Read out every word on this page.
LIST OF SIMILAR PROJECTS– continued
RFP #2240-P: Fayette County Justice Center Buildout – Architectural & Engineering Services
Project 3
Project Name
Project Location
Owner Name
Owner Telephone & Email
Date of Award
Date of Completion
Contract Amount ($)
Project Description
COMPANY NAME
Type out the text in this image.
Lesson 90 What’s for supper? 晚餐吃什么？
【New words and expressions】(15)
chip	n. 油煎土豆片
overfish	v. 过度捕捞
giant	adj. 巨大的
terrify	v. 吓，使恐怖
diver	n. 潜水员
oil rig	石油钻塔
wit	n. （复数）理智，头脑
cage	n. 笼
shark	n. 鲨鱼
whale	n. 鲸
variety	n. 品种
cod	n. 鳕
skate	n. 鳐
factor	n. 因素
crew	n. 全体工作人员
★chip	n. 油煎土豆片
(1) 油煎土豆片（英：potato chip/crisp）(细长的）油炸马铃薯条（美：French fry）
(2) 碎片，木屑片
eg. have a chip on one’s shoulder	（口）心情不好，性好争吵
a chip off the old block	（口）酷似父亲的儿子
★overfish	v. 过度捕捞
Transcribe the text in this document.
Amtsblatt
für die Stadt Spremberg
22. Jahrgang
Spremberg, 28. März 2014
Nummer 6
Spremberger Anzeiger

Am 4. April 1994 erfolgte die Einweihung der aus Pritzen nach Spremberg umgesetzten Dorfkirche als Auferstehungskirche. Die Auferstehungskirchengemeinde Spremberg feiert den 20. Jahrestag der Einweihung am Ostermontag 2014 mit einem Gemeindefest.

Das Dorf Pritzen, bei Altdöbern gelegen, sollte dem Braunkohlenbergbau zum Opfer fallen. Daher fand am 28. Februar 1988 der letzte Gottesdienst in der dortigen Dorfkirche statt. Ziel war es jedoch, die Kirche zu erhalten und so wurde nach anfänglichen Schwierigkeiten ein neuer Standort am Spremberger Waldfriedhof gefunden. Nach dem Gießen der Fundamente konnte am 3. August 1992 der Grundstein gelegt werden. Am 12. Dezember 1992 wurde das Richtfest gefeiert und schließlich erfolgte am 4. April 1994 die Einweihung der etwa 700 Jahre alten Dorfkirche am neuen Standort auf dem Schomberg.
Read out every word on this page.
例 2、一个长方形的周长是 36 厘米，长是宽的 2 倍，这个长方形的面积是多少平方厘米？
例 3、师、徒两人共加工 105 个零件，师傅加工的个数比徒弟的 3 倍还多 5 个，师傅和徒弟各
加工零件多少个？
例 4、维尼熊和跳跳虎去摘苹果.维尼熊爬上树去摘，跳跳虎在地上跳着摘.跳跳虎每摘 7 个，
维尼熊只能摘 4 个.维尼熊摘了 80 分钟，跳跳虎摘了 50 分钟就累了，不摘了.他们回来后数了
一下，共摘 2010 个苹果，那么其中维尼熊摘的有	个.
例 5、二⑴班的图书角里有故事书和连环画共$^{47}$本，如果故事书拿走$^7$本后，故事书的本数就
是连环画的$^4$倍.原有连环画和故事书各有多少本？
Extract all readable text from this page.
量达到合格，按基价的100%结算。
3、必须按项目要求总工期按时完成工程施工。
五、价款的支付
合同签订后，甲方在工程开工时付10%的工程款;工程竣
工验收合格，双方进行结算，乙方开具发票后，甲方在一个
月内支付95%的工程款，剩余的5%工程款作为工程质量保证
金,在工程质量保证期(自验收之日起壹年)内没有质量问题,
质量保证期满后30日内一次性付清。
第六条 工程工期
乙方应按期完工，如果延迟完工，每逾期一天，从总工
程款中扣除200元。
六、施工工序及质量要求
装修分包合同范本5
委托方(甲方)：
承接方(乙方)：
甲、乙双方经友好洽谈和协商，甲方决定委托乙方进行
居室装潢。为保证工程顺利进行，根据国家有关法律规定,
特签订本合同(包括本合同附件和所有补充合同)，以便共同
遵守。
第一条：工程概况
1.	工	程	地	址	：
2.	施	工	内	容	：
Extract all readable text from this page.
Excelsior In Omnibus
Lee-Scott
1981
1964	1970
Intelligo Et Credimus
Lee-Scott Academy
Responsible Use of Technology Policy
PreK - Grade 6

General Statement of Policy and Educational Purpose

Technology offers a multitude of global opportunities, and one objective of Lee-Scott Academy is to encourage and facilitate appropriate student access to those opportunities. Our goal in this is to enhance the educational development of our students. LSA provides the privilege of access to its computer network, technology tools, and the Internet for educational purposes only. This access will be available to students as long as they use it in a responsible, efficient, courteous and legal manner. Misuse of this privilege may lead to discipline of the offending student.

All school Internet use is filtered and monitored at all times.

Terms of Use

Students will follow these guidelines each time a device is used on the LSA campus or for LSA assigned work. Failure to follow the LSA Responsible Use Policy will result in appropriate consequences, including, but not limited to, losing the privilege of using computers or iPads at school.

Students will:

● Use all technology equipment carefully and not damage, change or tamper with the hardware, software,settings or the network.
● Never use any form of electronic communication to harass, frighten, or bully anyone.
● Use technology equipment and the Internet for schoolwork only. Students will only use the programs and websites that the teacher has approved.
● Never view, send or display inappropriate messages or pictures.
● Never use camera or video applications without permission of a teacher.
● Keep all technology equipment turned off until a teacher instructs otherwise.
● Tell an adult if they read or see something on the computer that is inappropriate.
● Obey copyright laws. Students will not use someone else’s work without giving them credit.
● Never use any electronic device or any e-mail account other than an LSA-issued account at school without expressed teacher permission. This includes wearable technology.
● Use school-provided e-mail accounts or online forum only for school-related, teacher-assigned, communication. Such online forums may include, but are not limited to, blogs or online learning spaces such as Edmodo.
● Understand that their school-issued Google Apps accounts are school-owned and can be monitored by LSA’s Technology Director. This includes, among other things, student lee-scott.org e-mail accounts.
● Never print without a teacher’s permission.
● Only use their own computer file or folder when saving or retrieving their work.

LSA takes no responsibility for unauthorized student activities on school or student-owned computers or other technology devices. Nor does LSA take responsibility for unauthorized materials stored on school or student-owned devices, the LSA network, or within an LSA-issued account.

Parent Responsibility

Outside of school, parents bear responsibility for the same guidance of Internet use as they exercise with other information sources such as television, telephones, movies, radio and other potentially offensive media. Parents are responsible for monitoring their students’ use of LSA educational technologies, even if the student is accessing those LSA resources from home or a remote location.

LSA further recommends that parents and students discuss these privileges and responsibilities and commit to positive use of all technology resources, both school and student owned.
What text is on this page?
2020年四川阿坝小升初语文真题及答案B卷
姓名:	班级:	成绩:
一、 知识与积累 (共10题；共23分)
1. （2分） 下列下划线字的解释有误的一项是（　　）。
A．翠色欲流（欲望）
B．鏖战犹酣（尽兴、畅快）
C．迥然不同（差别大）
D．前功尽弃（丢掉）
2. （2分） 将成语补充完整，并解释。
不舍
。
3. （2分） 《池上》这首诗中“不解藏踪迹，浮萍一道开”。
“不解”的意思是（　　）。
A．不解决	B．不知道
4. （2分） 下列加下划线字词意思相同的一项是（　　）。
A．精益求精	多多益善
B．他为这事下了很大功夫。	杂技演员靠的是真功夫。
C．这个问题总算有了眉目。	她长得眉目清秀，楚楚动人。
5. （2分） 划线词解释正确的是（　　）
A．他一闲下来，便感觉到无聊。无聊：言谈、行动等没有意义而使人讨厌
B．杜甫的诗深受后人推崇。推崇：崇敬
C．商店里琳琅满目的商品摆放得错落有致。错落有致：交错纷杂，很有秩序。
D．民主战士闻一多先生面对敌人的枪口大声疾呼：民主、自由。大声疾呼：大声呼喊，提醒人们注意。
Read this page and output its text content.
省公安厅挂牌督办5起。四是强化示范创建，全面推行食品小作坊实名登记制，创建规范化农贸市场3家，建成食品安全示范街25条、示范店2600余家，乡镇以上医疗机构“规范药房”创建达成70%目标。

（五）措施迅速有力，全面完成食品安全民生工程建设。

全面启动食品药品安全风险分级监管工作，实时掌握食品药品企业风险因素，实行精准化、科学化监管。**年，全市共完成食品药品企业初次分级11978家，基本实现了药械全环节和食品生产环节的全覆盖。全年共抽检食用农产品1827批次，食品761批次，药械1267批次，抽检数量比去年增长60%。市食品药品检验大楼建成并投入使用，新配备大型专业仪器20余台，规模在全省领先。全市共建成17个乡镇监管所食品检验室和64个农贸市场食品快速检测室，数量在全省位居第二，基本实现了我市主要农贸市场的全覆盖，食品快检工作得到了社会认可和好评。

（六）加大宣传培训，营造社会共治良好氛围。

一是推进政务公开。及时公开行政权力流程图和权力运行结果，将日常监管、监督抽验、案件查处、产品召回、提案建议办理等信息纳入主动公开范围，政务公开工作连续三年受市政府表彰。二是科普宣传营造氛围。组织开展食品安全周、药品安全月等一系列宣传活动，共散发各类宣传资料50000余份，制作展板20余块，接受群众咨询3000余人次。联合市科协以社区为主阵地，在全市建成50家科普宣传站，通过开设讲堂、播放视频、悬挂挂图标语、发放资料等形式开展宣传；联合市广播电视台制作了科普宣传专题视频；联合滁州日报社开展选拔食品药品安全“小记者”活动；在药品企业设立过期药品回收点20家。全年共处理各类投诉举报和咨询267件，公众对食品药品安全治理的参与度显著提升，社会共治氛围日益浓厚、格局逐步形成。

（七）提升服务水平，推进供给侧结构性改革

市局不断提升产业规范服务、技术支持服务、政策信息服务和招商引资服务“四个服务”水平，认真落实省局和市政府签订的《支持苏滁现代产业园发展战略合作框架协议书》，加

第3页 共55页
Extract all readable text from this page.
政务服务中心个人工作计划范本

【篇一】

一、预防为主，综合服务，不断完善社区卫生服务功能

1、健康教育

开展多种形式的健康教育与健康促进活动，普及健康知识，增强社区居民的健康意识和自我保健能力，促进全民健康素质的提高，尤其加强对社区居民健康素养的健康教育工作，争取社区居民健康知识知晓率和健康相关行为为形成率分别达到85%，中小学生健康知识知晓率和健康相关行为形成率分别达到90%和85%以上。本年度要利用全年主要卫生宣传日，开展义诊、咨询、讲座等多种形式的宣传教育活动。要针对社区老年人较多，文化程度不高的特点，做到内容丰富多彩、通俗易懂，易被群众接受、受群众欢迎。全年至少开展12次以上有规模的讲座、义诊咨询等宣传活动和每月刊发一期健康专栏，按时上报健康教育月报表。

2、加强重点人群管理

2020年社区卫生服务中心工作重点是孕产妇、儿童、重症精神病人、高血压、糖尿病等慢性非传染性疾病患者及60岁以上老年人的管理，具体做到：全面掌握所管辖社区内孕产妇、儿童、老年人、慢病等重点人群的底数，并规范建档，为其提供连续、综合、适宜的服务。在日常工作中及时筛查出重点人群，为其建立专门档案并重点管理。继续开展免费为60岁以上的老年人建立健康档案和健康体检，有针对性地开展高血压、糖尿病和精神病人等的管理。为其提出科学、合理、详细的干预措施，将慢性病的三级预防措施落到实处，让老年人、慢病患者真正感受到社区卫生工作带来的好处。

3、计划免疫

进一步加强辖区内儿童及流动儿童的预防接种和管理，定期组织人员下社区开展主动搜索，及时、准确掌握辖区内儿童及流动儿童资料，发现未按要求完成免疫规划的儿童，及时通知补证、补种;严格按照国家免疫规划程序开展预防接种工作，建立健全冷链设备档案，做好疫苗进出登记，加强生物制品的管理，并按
+ + + + + + +
• REQUIREMENTS: Tell how many lines in the records above contain "resources", giving the number and no other words.

• WRITTEN SOLUTION: 2